### Given problem
Among the lines below, count those containing the word "оказанию". Give the number only.
>> START
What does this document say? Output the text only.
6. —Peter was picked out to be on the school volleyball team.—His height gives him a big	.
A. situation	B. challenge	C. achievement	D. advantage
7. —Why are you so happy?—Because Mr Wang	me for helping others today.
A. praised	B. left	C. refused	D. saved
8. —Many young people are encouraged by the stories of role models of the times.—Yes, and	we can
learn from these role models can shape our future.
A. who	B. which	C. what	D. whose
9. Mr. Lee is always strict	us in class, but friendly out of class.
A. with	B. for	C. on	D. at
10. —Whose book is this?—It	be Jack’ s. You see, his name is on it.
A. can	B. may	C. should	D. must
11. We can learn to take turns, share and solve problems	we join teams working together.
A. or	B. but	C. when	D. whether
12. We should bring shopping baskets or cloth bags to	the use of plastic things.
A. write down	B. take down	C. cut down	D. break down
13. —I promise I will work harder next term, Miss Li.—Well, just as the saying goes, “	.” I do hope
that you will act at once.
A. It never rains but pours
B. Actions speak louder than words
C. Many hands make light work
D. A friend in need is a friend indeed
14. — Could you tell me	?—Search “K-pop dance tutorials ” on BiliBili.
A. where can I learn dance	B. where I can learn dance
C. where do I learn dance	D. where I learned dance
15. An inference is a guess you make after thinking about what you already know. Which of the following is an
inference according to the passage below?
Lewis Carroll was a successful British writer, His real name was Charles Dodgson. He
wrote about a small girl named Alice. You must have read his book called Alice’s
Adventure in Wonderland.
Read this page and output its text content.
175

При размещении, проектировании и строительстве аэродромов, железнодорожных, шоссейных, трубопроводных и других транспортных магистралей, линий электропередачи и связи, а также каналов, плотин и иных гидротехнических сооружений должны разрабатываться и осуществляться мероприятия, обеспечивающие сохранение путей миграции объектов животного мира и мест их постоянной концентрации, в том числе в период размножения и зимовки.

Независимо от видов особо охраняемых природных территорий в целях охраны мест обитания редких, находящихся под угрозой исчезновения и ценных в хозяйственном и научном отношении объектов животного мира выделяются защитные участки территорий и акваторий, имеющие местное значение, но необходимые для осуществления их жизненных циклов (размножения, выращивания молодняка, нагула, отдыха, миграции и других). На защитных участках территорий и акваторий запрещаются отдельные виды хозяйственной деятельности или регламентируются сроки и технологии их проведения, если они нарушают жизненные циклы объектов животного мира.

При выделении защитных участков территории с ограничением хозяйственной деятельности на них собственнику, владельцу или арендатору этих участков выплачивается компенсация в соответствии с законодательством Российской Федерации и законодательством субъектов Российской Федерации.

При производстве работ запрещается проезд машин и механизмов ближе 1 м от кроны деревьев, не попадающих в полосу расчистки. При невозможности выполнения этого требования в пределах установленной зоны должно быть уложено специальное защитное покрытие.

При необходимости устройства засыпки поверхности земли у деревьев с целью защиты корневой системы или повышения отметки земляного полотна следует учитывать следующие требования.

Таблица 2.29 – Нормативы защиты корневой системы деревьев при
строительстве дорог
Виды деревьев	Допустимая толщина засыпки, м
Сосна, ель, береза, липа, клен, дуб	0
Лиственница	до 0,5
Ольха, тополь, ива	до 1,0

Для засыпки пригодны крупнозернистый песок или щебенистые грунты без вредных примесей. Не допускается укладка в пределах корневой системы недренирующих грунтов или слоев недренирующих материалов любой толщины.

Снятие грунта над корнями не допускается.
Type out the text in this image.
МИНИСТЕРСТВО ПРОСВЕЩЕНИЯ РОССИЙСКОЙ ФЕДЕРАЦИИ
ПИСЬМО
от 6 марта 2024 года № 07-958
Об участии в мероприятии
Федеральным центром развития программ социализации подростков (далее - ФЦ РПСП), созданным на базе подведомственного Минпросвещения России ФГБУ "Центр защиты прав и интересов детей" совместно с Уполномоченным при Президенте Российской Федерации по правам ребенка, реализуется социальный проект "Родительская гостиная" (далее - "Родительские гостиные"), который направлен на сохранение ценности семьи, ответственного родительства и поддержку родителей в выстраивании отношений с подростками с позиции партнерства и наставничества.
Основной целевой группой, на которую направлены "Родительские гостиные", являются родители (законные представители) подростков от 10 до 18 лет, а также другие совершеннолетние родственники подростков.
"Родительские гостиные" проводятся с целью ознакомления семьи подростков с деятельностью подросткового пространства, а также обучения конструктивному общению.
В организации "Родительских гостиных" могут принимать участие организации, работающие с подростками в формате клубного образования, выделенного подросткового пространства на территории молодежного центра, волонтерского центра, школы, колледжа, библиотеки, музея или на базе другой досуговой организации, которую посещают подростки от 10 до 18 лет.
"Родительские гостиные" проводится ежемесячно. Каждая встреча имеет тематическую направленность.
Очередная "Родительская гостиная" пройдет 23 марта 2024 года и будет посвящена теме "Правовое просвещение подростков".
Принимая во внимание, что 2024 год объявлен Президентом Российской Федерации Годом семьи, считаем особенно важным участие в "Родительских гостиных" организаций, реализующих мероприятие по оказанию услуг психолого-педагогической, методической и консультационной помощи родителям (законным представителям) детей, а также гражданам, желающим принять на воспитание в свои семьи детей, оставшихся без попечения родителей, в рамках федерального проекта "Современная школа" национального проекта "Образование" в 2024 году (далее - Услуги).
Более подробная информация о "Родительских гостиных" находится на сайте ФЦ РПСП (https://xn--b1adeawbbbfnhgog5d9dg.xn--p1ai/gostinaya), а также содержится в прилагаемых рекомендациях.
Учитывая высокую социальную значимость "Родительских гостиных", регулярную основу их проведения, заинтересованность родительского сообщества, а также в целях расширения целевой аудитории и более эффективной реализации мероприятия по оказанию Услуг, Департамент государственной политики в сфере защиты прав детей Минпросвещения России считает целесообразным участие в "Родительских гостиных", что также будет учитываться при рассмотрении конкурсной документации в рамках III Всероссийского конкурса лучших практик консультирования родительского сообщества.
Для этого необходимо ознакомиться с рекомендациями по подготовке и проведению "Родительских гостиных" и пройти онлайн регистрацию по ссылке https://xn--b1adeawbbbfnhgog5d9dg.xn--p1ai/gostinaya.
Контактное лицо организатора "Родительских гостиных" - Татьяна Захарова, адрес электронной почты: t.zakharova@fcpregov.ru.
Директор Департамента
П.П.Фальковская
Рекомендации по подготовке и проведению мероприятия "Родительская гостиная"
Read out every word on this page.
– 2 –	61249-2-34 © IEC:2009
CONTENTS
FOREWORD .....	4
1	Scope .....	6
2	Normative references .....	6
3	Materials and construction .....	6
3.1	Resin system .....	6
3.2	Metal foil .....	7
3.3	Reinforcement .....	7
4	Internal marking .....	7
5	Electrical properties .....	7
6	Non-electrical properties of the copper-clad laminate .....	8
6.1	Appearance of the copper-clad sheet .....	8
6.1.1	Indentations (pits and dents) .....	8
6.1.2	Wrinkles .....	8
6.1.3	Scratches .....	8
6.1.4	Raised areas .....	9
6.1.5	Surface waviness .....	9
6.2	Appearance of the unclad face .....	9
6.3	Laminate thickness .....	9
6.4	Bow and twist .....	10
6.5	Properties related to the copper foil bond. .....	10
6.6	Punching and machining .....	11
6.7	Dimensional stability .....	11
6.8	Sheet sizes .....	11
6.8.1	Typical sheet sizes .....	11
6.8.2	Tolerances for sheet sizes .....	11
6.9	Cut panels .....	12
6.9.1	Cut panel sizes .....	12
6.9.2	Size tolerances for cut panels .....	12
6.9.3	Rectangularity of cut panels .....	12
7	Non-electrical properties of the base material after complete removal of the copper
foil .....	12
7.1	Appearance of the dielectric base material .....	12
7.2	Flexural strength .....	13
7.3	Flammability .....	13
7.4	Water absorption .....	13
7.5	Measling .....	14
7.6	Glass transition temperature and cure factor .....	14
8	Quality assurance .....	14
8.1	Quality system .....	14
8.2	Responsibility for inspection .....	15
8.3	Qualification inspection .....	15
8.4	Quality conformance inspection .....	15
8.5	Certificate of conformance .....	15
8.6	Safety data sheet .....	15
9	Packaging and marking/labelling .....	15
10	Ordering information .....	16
>> END
### Solution to this problem
2